A block of data:
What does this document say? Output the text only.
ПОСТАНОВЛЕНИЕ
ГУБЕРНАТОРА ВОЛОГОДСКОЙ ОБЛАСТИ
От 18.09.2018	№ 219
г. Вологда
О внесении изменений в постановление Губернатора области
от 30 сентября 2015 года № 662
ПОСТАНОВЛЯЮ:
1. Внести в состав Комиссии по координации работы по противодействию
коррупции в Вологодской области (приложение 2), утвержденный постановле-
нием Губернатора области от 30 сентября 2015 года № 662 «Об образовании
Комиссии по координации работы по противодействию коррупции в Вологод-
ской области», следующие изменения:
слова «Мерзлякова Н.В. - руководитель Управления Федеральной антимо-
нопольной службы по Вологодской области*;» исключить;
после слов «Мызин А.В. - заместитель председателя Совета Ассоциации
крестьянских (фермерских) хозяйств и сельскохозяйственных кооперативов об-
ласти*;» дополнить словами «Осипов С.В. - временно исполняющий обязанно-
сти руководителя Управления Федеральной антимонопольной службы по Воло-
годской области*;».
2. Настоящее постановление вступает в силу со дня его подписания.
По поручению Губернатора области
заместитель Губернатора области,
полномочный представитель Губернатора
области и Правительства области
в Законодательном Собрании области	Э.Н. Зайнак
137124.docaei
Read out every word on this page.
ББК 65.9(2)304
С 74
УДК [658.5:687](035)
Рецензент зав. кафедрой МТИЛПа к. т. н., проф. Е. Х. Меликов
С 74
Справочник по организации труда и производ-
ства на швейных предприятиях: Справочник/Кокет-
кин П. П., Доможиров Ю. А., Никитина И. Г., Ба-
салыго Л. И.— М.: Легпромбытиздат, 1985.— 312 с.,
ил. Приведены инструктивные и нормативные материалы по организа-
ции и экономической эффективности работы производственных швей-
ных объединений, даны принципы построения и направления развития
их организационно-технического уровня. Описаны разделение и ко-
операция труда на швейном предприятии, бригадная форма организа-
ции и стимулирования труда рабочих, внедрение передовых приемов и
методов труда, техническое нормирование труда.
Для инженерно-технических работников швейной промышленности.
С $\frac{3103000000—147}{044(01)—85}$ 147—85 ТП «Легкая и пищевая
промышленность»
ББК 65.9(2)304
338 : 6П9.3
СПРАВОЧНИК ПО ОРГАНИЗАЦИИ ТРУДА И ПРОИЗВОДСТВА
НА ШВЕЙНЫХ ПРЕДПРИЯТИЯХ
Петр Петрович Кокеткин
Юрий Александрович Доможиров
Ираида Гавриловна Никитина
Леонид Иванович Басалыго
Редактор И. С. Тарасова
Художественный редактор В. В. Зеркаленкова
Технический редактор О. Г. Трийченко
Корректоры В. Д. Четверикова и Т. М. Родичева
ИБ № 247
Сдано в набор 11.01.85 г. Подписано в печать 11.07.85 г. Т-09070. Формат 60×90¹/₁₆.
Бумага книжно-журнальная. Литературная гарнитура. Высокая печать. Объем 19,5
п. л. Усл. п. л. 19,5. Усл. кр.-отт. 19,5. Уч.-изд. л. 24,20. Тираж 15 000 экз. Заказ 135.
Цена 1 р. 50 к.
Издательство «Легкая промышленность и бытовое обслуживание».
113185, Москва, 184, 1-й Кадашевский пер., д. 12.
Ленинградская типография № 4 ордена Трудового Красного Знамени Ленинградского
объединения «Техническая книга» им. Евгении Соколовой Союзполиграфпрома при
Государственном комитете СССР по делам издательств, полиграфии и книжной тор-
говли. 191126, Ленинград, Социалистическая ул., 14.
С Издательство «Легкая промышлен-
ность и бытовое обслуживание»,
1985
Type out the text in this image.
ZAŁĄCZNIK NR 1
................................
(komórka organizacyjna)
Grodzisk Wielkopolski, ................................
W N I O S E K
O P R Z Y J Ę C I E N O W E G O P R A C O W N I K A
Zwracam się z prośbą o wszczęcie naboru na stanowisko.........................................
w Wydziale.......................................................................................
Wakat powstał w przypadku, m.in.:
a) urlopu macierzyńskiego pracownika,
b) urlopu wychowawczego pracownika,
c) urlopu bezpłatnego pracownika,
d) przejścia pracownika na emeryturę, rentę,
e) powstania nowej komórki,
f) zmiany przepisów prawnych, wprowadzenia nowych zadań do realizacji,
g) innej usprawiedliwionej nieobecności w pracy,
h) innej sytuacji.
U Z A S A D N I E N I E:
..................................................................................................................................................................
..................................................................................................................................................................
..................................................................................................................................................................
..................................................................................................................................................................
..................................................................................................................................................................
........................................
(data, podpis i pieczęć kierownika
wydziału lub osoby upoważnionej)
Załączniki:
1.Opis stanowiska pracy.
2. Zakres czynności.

EXERCISE =>
Give a word-for-word copy of the records.

TASK SOLUTION =>
What does this document say? Output the text only.
ПОСТАНОВЛЕНИЕ
ГУБЕРНАТОРА ВОЛОГОДСКОЙ ОБЛАСТИ
От 18.09.2018	№ 219
г. Вологда
О внесении изменений в постановление Губернатора области
от 30 сентября 2015 года № 662
ПОСТАНОВЛЯЮ:
1. Внести в состав Комиссии по координации работы по противодействию
коррупции в Вологодской области (приложение 2), утвержденный постановле-
нием Губернатора области от 30 сентября 2015 года № 662 «Об образовании
Комиссии по координации работы по противодействию коррупции в Вологод-
ской области», следующие изменения:
слова «Мерзлякова Н.В. - руководитель Управления Федеральной антимо-
нопольной службы по Вологодской области*;» исключить;
после слов «Мызин А.В. - заместитель председателя Совета Ассоциации
крестьянских (фермерских) хозяйств и сельскохозяйственных кооперативов об-
ласти*;» дополнить словами «Осипов С.В. - временно исполняющий обязанно-
сти руководителя Управления Федеральной антимонопольной службы по Воло-
годской области*;».
2. Настоящее постановление вступает в силу со дня его подписания.
По поручению Губернатора области
заместитель Губернатора области,
полномочный представитель Губернатора
области и Правительства области
в Законодательном Собрании области	Э.Н. Зайнак
137124.docaei
Read out every word on this page.
ББК 65.9(2)304
С 74
УДК [658.5:687](035)
Рецензент зав. кафедрой МТИЛПа к. т. н., проф. Е. Х. Меликов
С 74
Справочник по организации труда и производ-
ства на швейных предприятиях: Справочник/Кокет-
кин П. П., Доможиров Ю. А., Никитина И. Г., Ба-
салыго Л. И.— М.: Легпромбытиздат, 1985.— 312 с.,
ил. Приведены инструктивные и нормативные материалы по организа-
ции и экономической эффективности работы производственных швей-
ных объединений, даны принципы построения и направления развития
их организационно-технического уровня. Описаны разделение и ко-
операция труда на швейном предприятии, бригадная форма организа-
ции и стимулирования труда рабочих, внедрение передовых приемов и
методов труда, техническое нормирование труда.
Для инженерно-технических работников швейной промышленности.
С $\frac{3103000000—147}{044(01)—85}$ 147—85 ТП «Легкая и пищевая
промышленность»
ББК 65.9(2)304
338 : 6П9.3
СПРАВОЧНИК ПО ОРГАНИЗАЦИИ ТРУДА И ПРОИЗВОДСТВА
НА ШВЕЙНЫХ ПРЕДПРИЯТИЯХ
Петр Петрович Кокеткин
Юрий Александрович Доможиров
Ираида Гавриловна Никитина
Леонид Иванович Басалыго
Редактор И. С. Тарасова
Художественный редактор В. В. Зеркаленкова
Технический редактор О. Г. Трийченко
Корректоры В. Д. Четверикова и Т. М. Родичева
ИБ № 247
Сдано в набор 11.01.85 г. Подписано в печать 11.07.85 г. Т-09070. Формат 60×90¹/₁₆.
Бумага книжно-журнальная. Литературная гарнитура. Высокая печать. Объем 19,5
п. л. Усл. п. л. 19,5. Усл. кр.-отт. 19,5. Уч.-изд. л. 24,20. Тираж 15 000 экз. Заказ 135.
Цена 1 р. 50 к.
Издательство «Легкая промышленность и бытовое обслуживание».
113185, Москва, 184, 1-й Кадашевский пер., д. 12.
Ленинградская типография № 4 ордена Трудового Красного Знамени Ленинградского
объединения «Техническая книга» им. Евгении Соколовой Союзполиграфпрома при
Государственном комитете СССР по делам издательств, полиграфии и книжной тор-
говли. 191126, Ленинград, Социалистическая ул., 14.
С Издательство «Легкая промышлен-
ность и бытовое обслуживание»,
1985
Type out the text in this image.
ZAŁĄCZNIK NR 1
................................
(komórka organizacyjna)
Grodzisk Wielkopolski, ................................
W N I O S E K
O P R Z Y J Ę C I E N O W E G O P R A C O W N I K A
Zwracam się z prośbą o wszczęcie naboru na stanowisko.........................................
w Wydziale.......................................................................................
Wakat powstał w przypadku, m.in.:
a) urlopu macierzyńskiego pracownika,
b) urlopu wychowawczego pracownika,
c) urlopu bezpłatnego pracownika,
d) przejścia pracownika na emeryturę, rentę,
e) powstania nowej komórki,
f) zmiany przepisów prawnych, wprowadzenia nowych zadań do realizacji,
g) innej usprawiedliwionej nieobecności w pracy,
h) innej sytuacji.
U Z A S A D N I E N I E:
..................................................................................................................................................................
..................................................................................................................................................................
..................................................................................................................................................................
..................................................................................................................................................................
..................................................................................................................................................................
........................................
(data, podpis i pieczęć kierownika
wydziału lub osoby upoważnionej)
Załączniki:
1.Opis stanowiska pracy.
2. Zakres czynności.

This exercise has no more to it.